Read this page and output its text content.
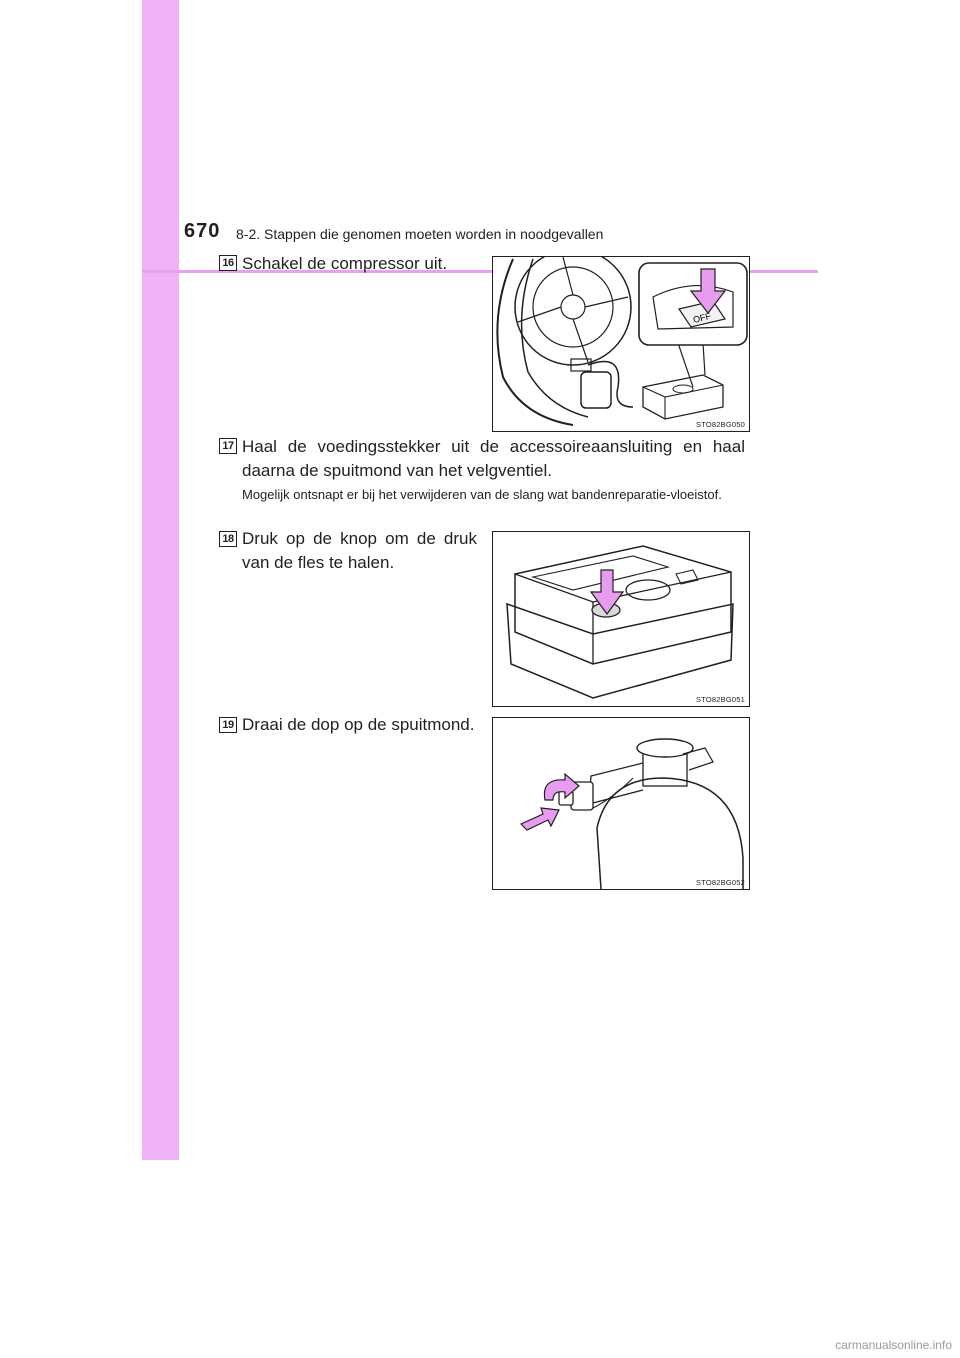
670 8-2. Stappen die genomen moeten worden in noodgevallen
16 Schakel de compressor uit.
OFF
STO82BG050
17 Haal de voedingsstekker uit de accessoireaansluiting en haal daarna de spuitmond van het velgventiel.
Mogelijk ontsnapt er bij het verwijderen van de slang wat bandenreparatie-vloeistof.
18 Druk op de knop om de druk van de fles te halen.
STO82BG051
19 Draai de dop op de spuitmond.
STO82BG052
carmanualsonline.info
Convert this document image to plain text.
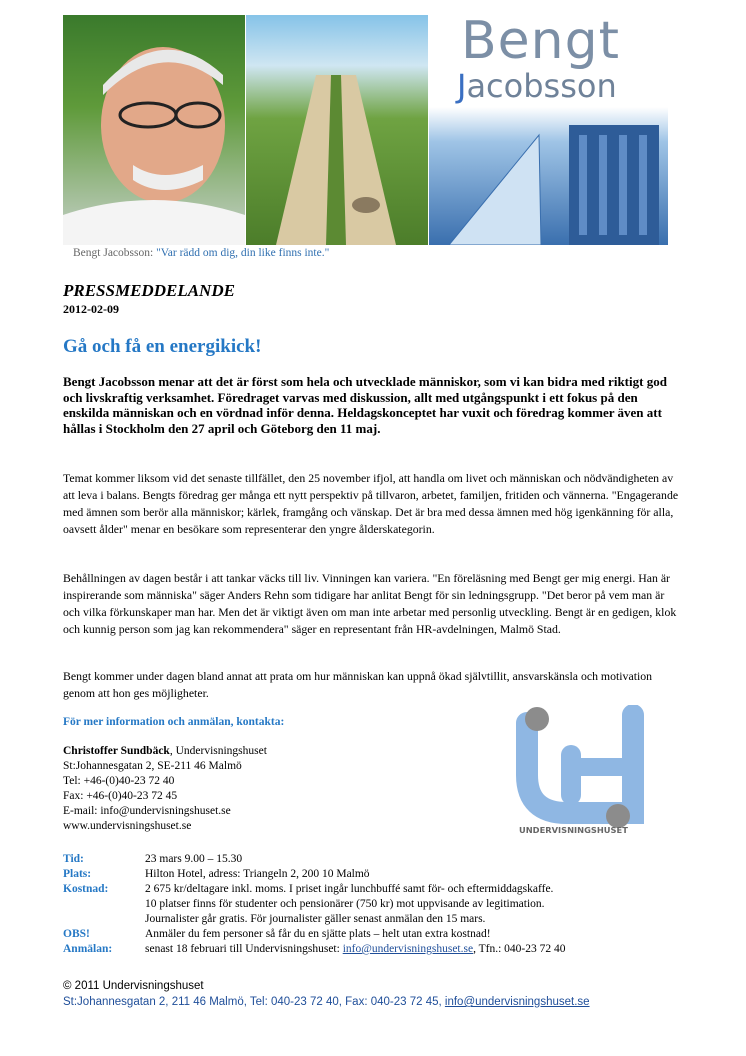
Bengt
Jacobsson
Bengt Jacobsson: "Var rädd om dig, din like finns inte."
PRESSMEDDELANDE
2012-02-09
Gå och få en energikick!

Bengt Jacobsson menar att det är först som hela och utvecklade människor, som vi kan bidra med riktigt god och livskraftig verksamhet. Föredraget varvas med diskussion, allt med utgångspunkt i ett fokus på den enskilda människan och en vördnad inför denna. Heldagskonceptet har vuxit och föredrag kommer även att hållas i Stockholm den 27 april och Göteborg den 11 maj.

Temat kommer liksom vid det senaste tillfället, den 25 november ifjol, att handla om livet och människan och nödvändigheten av att leva i balans. Bengts föredrag ger många ett nytt perspektiv på tillvaron, arbetet, familjen, fritiden och vännerna. "Engagerande med ämnen som berör alla människor; kärlek, framgång och vänskap. Det är bra med dessa ämnen med hög igenkänning för alla, oavsett ålder" menar en besökare som representerar den yngre ålderskategorin.

Behållningen av dagen består i att tankar väcks till liv. Vinningen kan variera. "En föreläsning med Bengt ger mig energi. Han är inspirerande som människa" säger Anders Rehn som tidigare har anlitat Bengt för sin ledningsgrupp. "Det beror på vem man är och vilka förkunskaper man har. Men det är viktigt även om man inte arbetar med personlig utveckling. Bengt är en gedigen, klok och kunnig person som jag kan rekommendera" säger en representant från HR-avdelningen, Malmö Stad.

Bengt kommer under dagen bland annat att prata om hur människan kan uppnå ökad självtillit, ansvarskänsla och motivation genom att hon ges möjligheter.

För mer information och anmälan, kontakta:
Christoffer Sundbäck, Undervisningshuset
St:Johannesgatan 2, SE-211 46 Malmö
Tel: +46-(0)40-23 72 40
Fax: +46-(0)40-23 72 45
E-mail: info@undervisningshuset.se
www.undervisningshuset.se	UNDERVISNINGSHUSET
Tid:	23 mars 9.00 – 15.30
Plats:	Hilton Hotel, adress: Triangeln 2, 200 10 Malmö
Kostnad:	2 675 kr/deltagare inkl. moms. I priset ingår lunchbuffé samt för- och eftermiddagskaffe.
10 platser finns för studenter och pensionärer (750 kr) mot uppvisande av legitimation.
Journalister går gratis. För journalister gäller senast anmälan den 15 mars.
OBS!	Anmäler du fem personer så får du en sjätte plats – helt utan extra kostnad!
Anmälan:	senast 18 februari till Undervisningshuset: info@undervisningshuset.se, Tfn.: 040-23 72 40
© 2011 Undervisningshuset
St:Johannesgatan 2, 211 46 Malmö, Tel: 040-23 72 40, Fax: 040-23 72 45, info@undervisningshuset.se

THE TASK:
Pictures are to be omitted; set down the rest of the entries exactly as given.

TASK OUTPUT:
Read this page and output its text content.
670 8-2. Stappen die genomen moeten worden in noodgevallen
16 Schakel de compressor uit.
OFF
STO82BG050
17 Haal de voedingsstekker uit de accessoireaansluiting en haal daarna de spuitmond van het velgventiel.
Mogelijk ontsnapt er bij het verwijderen van de slang wat bandenreparatie-vloeistof.
18 Druk op de knop om de druk van de fles te halen.
STO82BG051
19 Draai de dop op de spuitmond.
STO82BG052
carmanualsonline.info
Convert this document image to plain text.
Bengt
Jacobsson
Bengt Jacobsson: "Var rädd om dig, din like finns inte."
PRESSMEDDELANDE
2012-02-09
Gå och få en energikick!

Bengt Jacobsson menar att det är först som hela och utvecklade människor, som vi kan bidra med riktigt god och livskraftig verksamhet. Föredraget varvas med diskussion, allt med utgångspunkt i ett fokus på den enskilda människan och en vördnad inför denna. Heldagskonceptet har vuxit och föredrag kommer även att hållas i Stockholm den 27 april och Göteborg den 11 maj.

Temat kommer liksom vid det senaste tillfället, den 25 november ifjol, att handla om livet och människan och nödvändigheten av att leva i balans. Bengts föredrag ger många ett nytt perspektiv på tillvaron, arbetet, familjen, fritiden och vännerna. "Engagerande med ämnen som berör alla människor; kärlek, framgång och vänskap. Det är bra med dessa ämnen med hög igenkänning för alla, oavsett ålder" menar en besökare som representerar den yngre ålderskategorin.

Behållningen av dagen består i att tankar väcks till liv. Vinningen kan variera. "En föreläsning med Bengt ger mig energi. Han är inspirerande som människa" säger Anders Rehn som tidigare har anlitat Bengt för sin ledningsgrupp. "Det beror på vem man är och vilka förkunskaper man har. Men det är viktigt även om man inte arbetar med personlig utveckling. Bengt är en gedigen, klok och kunnig person som jag kan rekommendera" säger en representant från HR-avdelningen, Malmö Stad.

Bengt kommer under dagen bland annat att prata om hur människan kan uppnå ökad självtillit, ansvarskänsla och motivation genom att hon ges möjligheter.

För mer information och anmälan, kontakta:
Christoffer Sundbäck, Undervisningshuset
St:Johannesgatan 2, SE-211 46 Malmö
Tel: +46-(0)40-23 72 40
Fax: +46-(0)40-23 72 45
E-mail: info@undervisningshuset.se
www.undervisningshuset.se	UNDERVISNINGSHUSET
Tid:	23 mars 9.00 – 15.30
Plats:	Hilton Hotel, adress: Triangeln 2, 200 10 Malmö
Kostnad:	2 675 kr/deltagare inkl. moms. I priset ingår lunchbuffé samt för- och eftermiddagskaffe.
10 platser finns för studenter och pensionärer (750 kr) mot uppvisande av legitimation.
Journalister går gratis. För journalister gäller senast anmälan den 15 mars.
OBS!	Anmäler du fem personer så får du en sjätte plats – helt utan extra kostnad!
Anmälan:	senast 18 februari till Undervisningshuset: info@undervisningshuset.se, Tfn.: 040-23 72 40
© 2011 Undervisningshuset
St:Johannesgatan 2, 211 46 Malmö, Tel: 040-23 72 40, Fax: 040-23 72 45, info@undervisningshuset.se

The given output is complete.